[Exercise task]: Go through the material below and copy all lines with "hourly".

==== Supplied information ====

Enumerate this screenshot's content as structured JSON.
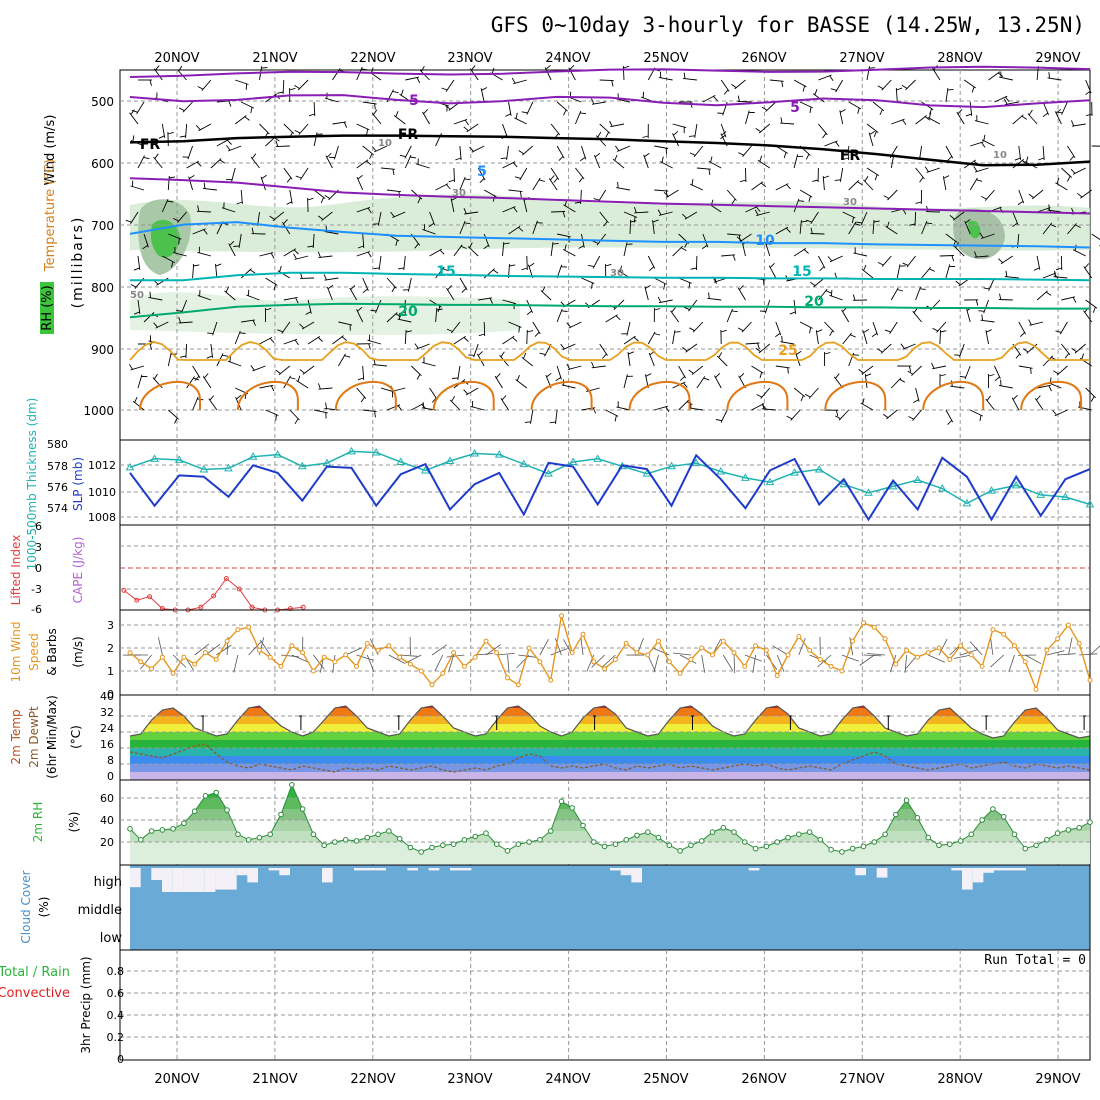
{
  "title": "GFS 0~10day 3-hourly for BASSE (14.25W, 13.25N)",
  "dates": [
    "20NOV",
    "21NOV",
    "22NOV",
    "23NOV",
    "24NOV",
    "25NOV",
    "26NOV",
    "27NOV",
    "28NOV",
    "29NOV"
  ],
  "colors": {
    "background": "#ffffff",
    "grid": "#999999",
    "text": "#000000",
    "temp_5": "#8a1eb4",
    "temp_10": "#1e90ff",
    "temp_15": "#00b4b4",
    "temp_20": "#00aa6e",
    "temp_25": "#e6a01e",
    "temp_30": "#e07814",
    "freezing": "#000000",
    "rh_fill": "#dcefdc",
    "thickness": "#20b2b2",
    "slp": "#1e3cc8",
    "lifted_index": "#e04040",
    "wind10m": "#e6961e",
    "dewpoint": "#8b5a2b",
    "rh2m": "#2db43c",
    "cloud_cover": "#6aaad6",
    "cloud_clear": "#f4f0f8",
    "precip_total": "#2db43c",
    "precip_convective": "#e02020"
  },
  "panels": {
    "upper": {
      "labels": [
        "Wind (m/s)",
        "Temperature (°C)",
        "RH (%)",
        "(millibars)"
      ],
      "yticks": [
        "500",
        "600",
        "700",
        "800",
        "900",
        "1000"
      ],
      "contour_labels": [
        "5",
        "5",
        "5",
        "10",
        "15",
        "15",
        "20",
        "20",
        "25",
        "10",
        "30",
        "30",
        "30",
        "50",
        "FR",
        "FR",
        "FR",
        "10"
      ]
    },
    "thickness": {
      "label_left": "1000-500mb Thickness (dm)",
      "label_right": "SLP (mb)",
      "yticks_left": [
        "580",
        "578",
        "576",
        "574"
      ],
      "yticks_right": [
        "1012",
        "1010",
        "1008"
      ]
    },
    "cape": {
      "label_left": "Lifted Index",
      "label_right": "CAPE (J/kg)",
      "yticks": [
        "6",
        "3",
        "0",
        "-3",
        "-6"
      ]
    },
    "wind10m": {
      "labels": [
        "10m Wind",
        "Speed",
        "& Barbs",
        "(m/s)"
      ],
      "yticks": [
        "3",
        "2",
        "1",
        "0"
      ]
    },
    "temp2m": {
      "labels": [
        "2m Temp",
        "2m DewPt",
        "(6hr Min/Max)",
        "(°C)"
      ],
      "yticks": [
        "40",
        "32",
        "24",
        "16",
        "8",
        "0"
      ]
    },
    "rh2m": {
      "labels": [
        "2m RH",
        "(%)"
      ],
      "yticks": [
        "60",
        "40",
        "20"
      ]
    },
    "cloud": {
      "labels": [
        "Cloud Cover",
        "(%)"
      ],
      "levels": [
        "high",
        "middle",
        "low"
      ]
    },
    "precip": {
      "labels": [
        "Total / Rain",
        "Convective",
        "3hr Precip (mm)"
      ],
      "yticks": [
        "0.8",
        "0.6",
        "0.4",
        "0.2",
        "0"
      ],
      "run_total": "Run Total = 0"
    }
  },
  "chart_data": [
    {
      "type": "heatmap",
      "title": "GFS 0~10day 3-hourly for BASSE (14.25W, 13.25N)",
      "ylabel": "millibars",
      "ylim": [
        1000,
        450
      ],
      "series": [
        {
          "name": "Temperature 5°C isotherm (mb)",
          "values": [
            625,
            628,
            632,
            640,
            648,
            652,
            655,
            657,
            660,
            663,
            666,
            668,
            670,
            672,
            674,
            676,
            678,
            680,
            682
          ]
        },
        {
          "name": "Temperature 10°C isotherm (mb)",
          "values": [
            715,
            700,
            696,
            705,
            712,
            718,
            720,
            722,
            724,
            726,
            728,
            728,
            730,
            730,
            732,
            733,
            734,
            735,
            737
          ]
        },
        {
          "name": "Temperature 15°C isotherm (mb)",
          "values": [
            790,
            790,
            782,
            778,
            778,
            780,
            781,
            783,
            784,
            785,
            786,
            786,
            787,
            787,
            788,
            788,
            788,
            789,
            790
          ]
        },
        {
          "name": "Temperature 20°C isotherm (mb)",
          "values": [
            850,
            842,
            833,
            830,
            828,
            829,
            830,
            830,
            831,
            832,
            832,
            833,
            833,
            834,
            834,
            835,
            835,
            836,
            836
          ]
        },
        {
          "name": "Freezing level (mb)",
          "values": [
            567,
            565,
            560,
            558,
            556,
            556,
            557,
            558,
            560,
            562,
            565,
            568,
            572,
            578,
            586,
            595,
            604,
            603,
            598
          ]
        }
      ]
    },
    {
      "type": "line",
      "ylabel": "Thickness (dm)",
      "x": [
        "19NOV18",
        "20NOV00",
        "20NOV06",
        "20NOV12",
        "20NOV18",
        "21NOV00",
        "21NOV06",
        "21NOV12",
        "21NOV18",
        "22NOV00",
        "22NOV06",
        "22NOV12",
        "22NOV18",
        "23NOV00",
        "23NOV06",
        "23NOV12",
        "23NOV18",
        "24NOV00",
        "24NOV06",
        "24NOV12",
        "24NOV18",
        "25NOV00",
        "25NOV06",
        "25NOV12",
        "25NOV18",
        "26NOV00",
        "26NOV06",
        "26NOV12",
        "26NOV18",
        "27NOV00",
        "27NOV06",
        "27NOV12",
        "27NOV18",
        "28NOV00",
        "28NOV06",
        "28NOV12",
        "28NOV18",
        "29NOV00",
        "29NOV06",
        "29NOV12"
      ],
      "series": [
        {
          "name": "1000-500mb Thickness (dm)",
          "values": [
            577.8,
            578.6,
            578.5,
            577.6,
            577.7,
            578.8,
            579.0,
            577.9,
            578.2,
            579.3,
            579.2,
            578.3,
            577.5,
            578.4,
            579.1,
            579.0,
            578.1,
            577.2,
            578.3,
            578.6,
            577.9,
            577.2,
            577.9,
            578.2,
            577.4,
            576.8,
            576.4,
            577.3,
            577.6,
            576.2,
            575.4,
            576.0,
            576.6,
            575.8,
            574.4,
            575.6,
            576.1,
            575.2,
            575.0,
            574.3
          ]
        },
        {
          "name": "SLP (mb)",
          "values": [
            1011.5,
            1008.9,
            1011.3,
            1011.2,
            1009.6,
            1012.1,
            1011.5,
            1009.3,
            1012.0,
            1011.9,
            1008.9,
            1011.4,
            1012.2,
            1008.6,
            1010.6,
            1011.5,
            1008.2,
            1012.3,
            1012.0,
            1009.0,
            1012.1,
            1011.8,
            1008.9,
            1012.9,
            1011.0,
            1008.7,
            1011.7,
            1012.6,
            1009.0,
            1011.0,
            1007.8,
            1010.9,
            1008.6,
            1012.7,
            1011.2,
            1007.8,
            1011.2,
            1008.1,
            1011.0,
            1011.8
          ]
        }
      ],
      "ylim": [
        573,
        580
      ]
    },
    {
      "type": "line",
      "ylabel": "Lifted Index",
      "x": [
        "19NOV12",
        "19NOV15",
        "19NOV18",
        "19NOV21",
        "20NOV00",
        "20NOV03",
        "20NOV06",
        "20NOV09",
        "20NOV12",
        "20NOV15",
        "20NOV18",
        "21NOV00",
        "21NOV03",
        "21NOV06",
        "21NOV09"
      ],
      "series": [
        {
          "name": "Lifted Index",
          "values": [
            3.2,
            4.6,
            4.1,
            5.8,
            6.0,
            6.0,
            5.6,
            4.0,
            1.5,
            3.0,
            5.6,
            6.0,
            6.0,
            5.8,
            5.6
          ]
        }
      ],
      "ylim": [
        6,
        -6
      ]
    },
    {
      "type": "line",
      "ylabel": "10m Wind Speed (m/s)",
      "series": [
        {
          "name": "10m Wind Speed",
          "values": [
            1.8,
            1.4,
            1.1,
            1.6,
            0.9,
            1.6,
            1.3,
            1.8,
            1.5,
            2.3,
            2.8,
            2.9,
            1.9,
            1.6,
            1.2,
            2.1,
            1.8,
            1.0,
            1.6,
            1.4,
            1.7,
            1.2,
            2.2,
            1.9,
            2.1,
            1.6,
            1.3,
            1.0,
            0.4,
            0.9,
            1.8,
            1.2,
            1.6,
            2.3,
            1.8,
            0.7,
            0.4,
            2.0,
            1.4,
            0.6,
            3.4,
            1.8,
            2.6,
            1.4,
            1.1,
            1.5,
            2.2,
            1.8,
            1.7,
            2.3,
            1.4,
            0.9,
            1.5,
            2.0,
            1.7,
            2.3,
            1.8,
            1.2,
            2.1,
            1.9,
            0.8,
            1.7,
            2.5,
            1.9,
            1.5,
            1.2,
            1.0,
            2.3,
            3.1,
            2.9,
            2.4,
            1.3,
            1.9,
            1.6,
            1.8,
            2.0,
            1.5,
            2.1,
            1.7,
            1.2,
            2.8,
            2.6,
            2.1,
            1.4,
            0.2,
            1.9,
            2.4,
            3.0,
            2.2,
            0.6
          ]
        }
      ],
      "ylim": [
        0,
        3.5
      ]
    },
    {
      "type": "area",
      "ylabel": "2m Temp (°C)",
      "series": [
        {
          "name": "2m Temperature",
          "values": [
            22,
            23,
            30,
            35,
            36,
            32,
            26,
            24,
            22,
            23,
            30,
            36,
            37,
            32,
            27,
            24,
            22,
            24,
            30,
            36,
            37,
            32,
            26,
            24,
            22,
            23,
            30,
            36,
            37,
            32,
            26,
            24,
            22,
            23,
            30,
            36,
            37,
            33,
            27,
            24,
            22,
            24,
            31,
            36,
            37,
            33,
            26,
            24,
            22,
            23,
            30,
            36,
            37,
            33,
            27,
            24,
            22,
            23,
            30,
            36,
            37,
            33,
            26,
            24,
            22,
            23,
            30,
            36,
            37,
            32,
            26,
            24,
            22,
            23,
            30,
            35,
            36,
            31,
            26,
            23,
            21,
            22,
            29,
            35,
            36,
            31,
            25,
            23,
            21,
            22
          ]
        },
        {
          "name": "2m DewPt",
          "values": [
            14,
            13,
            12,
            11,
            13,
            15,
            17,
            18,
            13,
            9,
            7,
            6,
            8,
            7,
            6,
            5,
            7,
            6,
            5,
            4,
            6,
            5,
            6,
            5,
            7,
            6,
            5,
            6,
            7,
            5,
            4,
            5,
            6,
            5,
            7,
            8,
            11,
            13,
            12,
            7,
            6,
            7,
            6,
            7,
            8,
            6,
            5,
            7,
            6,
            7,
            8,
            6,
            7,
            6,
            5,
            6,
            7,
            8,
            7,
            8,
            6,
            5,
            6,
            7,
            6,
            5,
            8,
            10,
            12,
            14,
            12,
            8,
            7,
            6,
            5,
            6,
            7,
            8,
            6,
            7,
            8,
            9,
            7,
            6,
            8,
            7,
            6,
            7,
            6,
            5
          ]
        }
      ],
      "ylim": [
        0,
        40
      ]
    },
    {
      "type": "area",
      "ylabel": "2m RH (%)",
      "series": [
        {
          "name": "2m RH",
          "values": [
            32,
            22,
            30,
            31,
            32,
            37,
            48,
            62,
            65,
            49,
            27,
            22,
            24,
            27,
            45,
            72,
            50,
            27,
            17,
            20,
            22,
            21,
            24,
            27,
            30,
            23,
            15,
            11,
            15,
            17,
            18,
            22,
            25,
            28,
            18,
            12,
            18,
            20,
            22,
            30,
            57,
            51,
            35,
            20,
            16,
            18,
            22,
            26,
            29,
            24,
            17,
            12,
            17,
            21,
            29,
            33,
            29,
            20,
            14,
            16,
            20,
            24,
            27,
            29,
            22,
            13,
            11,
            14,
            16,
            20,
            27,
            45,
            58,
            42,
            24,
            17,
            18,
            21,
            27,
            40,
            50,
            43,
            27,
            14,
            17,
            22,
            28,
            31,
            33,
            38
          ]
        }
      ],
      "ylim": [
        0,
        70
      ]
    },
    {
      "type": "bar",
      "ylabel": "Cloud Cover (%)",
      "series": [
        {
          "name": "high cloud clear fraction",
          "values": [
            0.8,
            0.0,
            0.5,
            1.0,
            1.0,
            1.0,
            1.0,
            1.0,
            0.9,
            0.9,
            0.3,
            0.6,
            0.0,
            0.1,
            0.3,
            0.0,
            0.0,
            0.0,
            0.6,
            0.0,
            0.0,
            0.1,
            0.1,
            0.1,
            0.0,
            0.0,
            0.1,
            0.0,
            0.1,
            0.0,
            0.1,
            0.1,
            0.0,
            0.0,
            0.0,
            0.0,
            0.0,
            0.0,
            0.0,
            0.0,
            0.0,
            0.0,
            0.0,
            0.0,
            0.0,
            0.1,
            0.3,
            0.6,
            0.0,
            0.0,
            0.0,
            0.0,
            0.0,
            0.0,
            0.0,
            0.0,
            0.0,
            0.0,
            0.1,
            0.0,
            0.0,
            0.0,
            0.0,
            0.0,
            0.0,
            0.0,
            0.0,
            0.0,
            0.3,
            0.0,
            0.4,
            0.0,
            0.0,
            0.0,
            0.0,
            0.0,
            0.0,
            0.1,
            0.9,
            0.6,
            0.2,
            0.1,
            0.1,
            0.1,
            0.0,
            0.0,
            0.0,
            0.0,
            0.0,
            0.0
          ]
        }
      ],
      "ylim": [
        0,
        1
      ]
    },
    {
      "type": "bar",
      "ylabel": "3hr Precip (mm)",
      "series": [
        {
          "name": "Total / Rain",
          "values": [
            0,
            0,
            0,
            0,
            0,
            0,
            0,
            0,
            0,
            0
          ]
        },
        {
          "name": "Convective",
          "values": [
            0,
            0,
            0,
            0,
            0,
            0,
            0,
            0,
            0,
            0
          ]
        }
      ],
      "ylim": [
        0,
        1
      ]
    }
  ]
}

====

[Right answer]:
  "title": "GFS 0~10day 3-hourly for BASSE (14.25W, 13.25N)",
      "title": "GFS 0~10day 3-hourly for BASSE (14.25W, 13.25N)",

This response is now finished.